Begin

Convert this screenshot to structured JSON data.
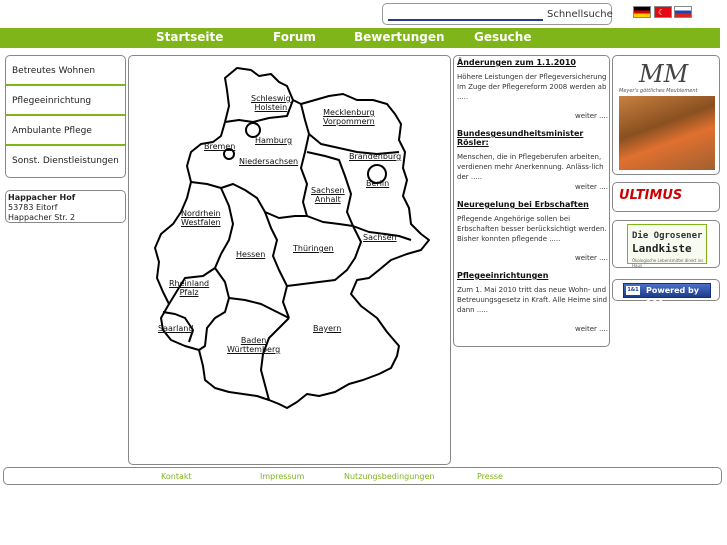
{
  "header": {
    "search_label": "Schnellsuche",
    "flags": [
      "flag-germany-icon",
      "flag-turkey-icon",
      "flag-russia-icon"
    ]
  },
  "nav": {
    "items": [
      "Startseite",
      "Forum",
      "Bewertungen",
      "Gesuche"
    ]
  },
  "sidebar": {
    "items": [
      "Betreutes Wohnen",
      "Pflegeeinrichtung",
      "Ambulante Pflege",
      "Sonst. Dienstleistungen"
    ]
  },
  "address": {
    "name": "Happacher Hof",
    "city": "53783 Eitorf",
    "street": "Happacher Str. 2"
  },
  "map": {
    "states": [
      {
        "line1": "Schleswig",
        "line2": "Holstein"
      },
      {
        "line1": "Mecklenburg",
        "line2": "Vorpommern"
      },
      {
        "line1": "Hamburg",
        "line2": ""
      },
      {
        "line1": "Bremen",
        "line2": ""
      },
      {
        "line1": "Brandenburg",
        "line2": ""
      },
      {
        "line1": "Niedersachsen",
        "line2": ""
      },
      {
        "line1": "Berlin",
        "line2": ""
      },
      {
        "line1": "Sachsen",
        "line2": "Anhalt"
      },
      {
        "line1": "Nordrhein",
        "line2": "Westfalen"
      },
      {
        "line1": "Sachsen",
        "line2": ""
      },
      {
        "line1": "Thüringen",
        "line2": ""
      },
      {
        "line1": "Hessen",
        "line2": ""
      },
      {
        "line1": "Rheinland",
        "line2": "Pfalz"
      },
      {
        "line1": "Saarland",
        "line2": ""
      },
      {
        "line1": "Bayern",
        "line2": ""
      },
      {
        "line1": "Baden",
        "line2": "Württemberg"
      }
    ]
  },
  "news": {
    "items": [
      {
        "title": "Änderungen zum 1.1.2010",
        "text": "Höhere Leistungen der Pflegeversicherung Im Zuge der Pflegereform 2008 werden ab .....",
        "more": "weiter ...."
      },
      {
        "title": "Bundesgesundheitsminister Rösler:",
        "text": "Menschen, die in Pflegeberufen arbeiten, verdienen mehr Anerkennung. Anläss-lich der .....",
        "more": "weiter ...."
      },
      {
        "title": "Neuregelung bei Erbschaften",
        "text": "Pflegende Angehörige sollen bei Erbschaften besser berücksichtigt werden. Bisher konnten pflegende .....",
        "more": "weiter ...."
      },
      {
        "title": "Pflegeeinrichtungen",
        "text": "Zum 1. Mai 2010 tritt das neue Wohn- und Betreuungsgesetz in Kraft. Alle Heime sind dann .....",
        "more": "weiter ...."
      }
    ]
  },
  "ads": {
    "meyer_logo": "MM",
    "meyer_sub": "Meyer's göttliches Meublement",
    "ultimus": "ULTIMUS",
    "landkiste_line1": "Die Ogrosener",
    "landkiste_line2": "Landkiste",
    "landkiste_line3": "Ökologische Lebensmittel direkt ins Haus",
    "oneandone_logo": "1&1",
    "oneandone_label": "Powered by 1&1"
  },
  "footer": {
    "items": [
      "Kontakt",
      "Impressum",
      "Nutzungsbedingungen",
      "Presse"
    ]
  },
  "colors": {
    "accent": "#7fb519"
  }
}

End

TO DO: Leave the images out and output the remaining material exactly as it stands.

COMPLETED EXERCISE:
Convert this screenshot to structured JSON data.
{
  "header": {
    "search_label": "Schnellsuche",
    "flags": [
      "flag-germany-icon",
      "flag-turkey-icon",
      "flag-russia-icon"
    ]
  },
  "nav": {
    "items": [
      "Startseite",
      "Forum",
      "Bewertungen",
      "Gesuche"
    ]
  },
  "sidebar": {
    "items": [
      "Betreutes Wohnen",
      "Pflegeeinrichtung",
      "Ambulante Pflege",
      "Sonst. Dienstleistungen"
    ]
  },
  "address": {
    "name": "Happacher Hof",
    "city": "53783 Eitorf",
    "street": "Happacher Str. 2"
  },
  "map": {
    "states": [
      {
        "line1": "Schleswig",
        "line2": "Holstein"
      },
      {
        "line1": "Mecklenburg",
        "line2": "Vorpommern"
      },
      {
        "line1": "Hamburg",
        "line2": ""
      },
      {
        "line1": "Bremen",
        "line2": ""
      },
      {
        "line1": "Brandenburg",
        "line2": ""
      },
      {
        "line1": "Niedersachsen",
        "line2": ""
      },
      {
        "line1": "Berlin",
        "line2": ""
      },
      {
        "line1": "Sachsen",
        "line2": "Anhalt"
      },
      {
        "line1": "Nordrhein",
        "line2": "Westfalen"
      },
      {
        "line1": "Sachsen",
        "line2": ""
      },
      {
        "line1": "Thüringen",
        "line2": ""
      },
      {
        "line1": "Hessen",
        "line2": ""
      },
      {
        "line1": "Rheinland",
        "line2": "Pfalz"
      },
      {
        "line1": "Saarland",
        "line2": ""
      },
      {
        "line1": "Bayern",
        "line2": ""
      },
      {
        "line1": "Baden",
        "line2": "Württemberg"
      }
    ]
  },
  "news": {
    "items": [
      {
        "title": "Änderungen zum 1.1.2010",
        "text": "Höhere Leistungen der Pflegeversicherung Im Zuge der Pflegereform 2008 werden ab .....",
        "more": "weiter ...."
      },
      {
        "title": "Bundesgesundheitsminister Rösler:",
        "text": "Menschen, die in Pflegeberufen arbeiten, verdienen mehr Anerkennung. Anläss-lich der .....",
        "more": "weiter ...."
      },
      {
        "title": "Neuregelung bei Erbschaften",
        "text": "Pflegende Angehörige sollen bei Erbschaften besser berücksichtigt werden. Bisher konnten pflegende .....",
        "more": "weiter ...."
      },
      {
        "title": "Pflegeeinrichtungen",
        "text": "Zum 1. Mai 2010 tritt das neue Wohn- und Betreuungsgesetz in Kraft. Alle Heime sind dann .....",
        "more": "weiter ...."
      }
    ]
  },
  "ads": {
    "meyer_logo": "MM",
    "meyer_sub": "Meyer's göttliches Meublement",
    "ultimus": "ULTIMUS",
    "landkiste_line1": "Die Ogrosener",
    "landkiste_line2": "Landkiste",
    "landkiste_line3": "Ökologische Lebensmittel direkt ins Haus",
    "oneandone_logo": "1&1",
    "oneandone_label": "Powered by 1&1"
  },
  "footer": {
    "items": [
      "Kontakt",
      "Impressum",
      "Nutzungsbedingungen",
      "Presse"
    ]
  },
  "colors": {
    "accent": "#7fb519"
  }
}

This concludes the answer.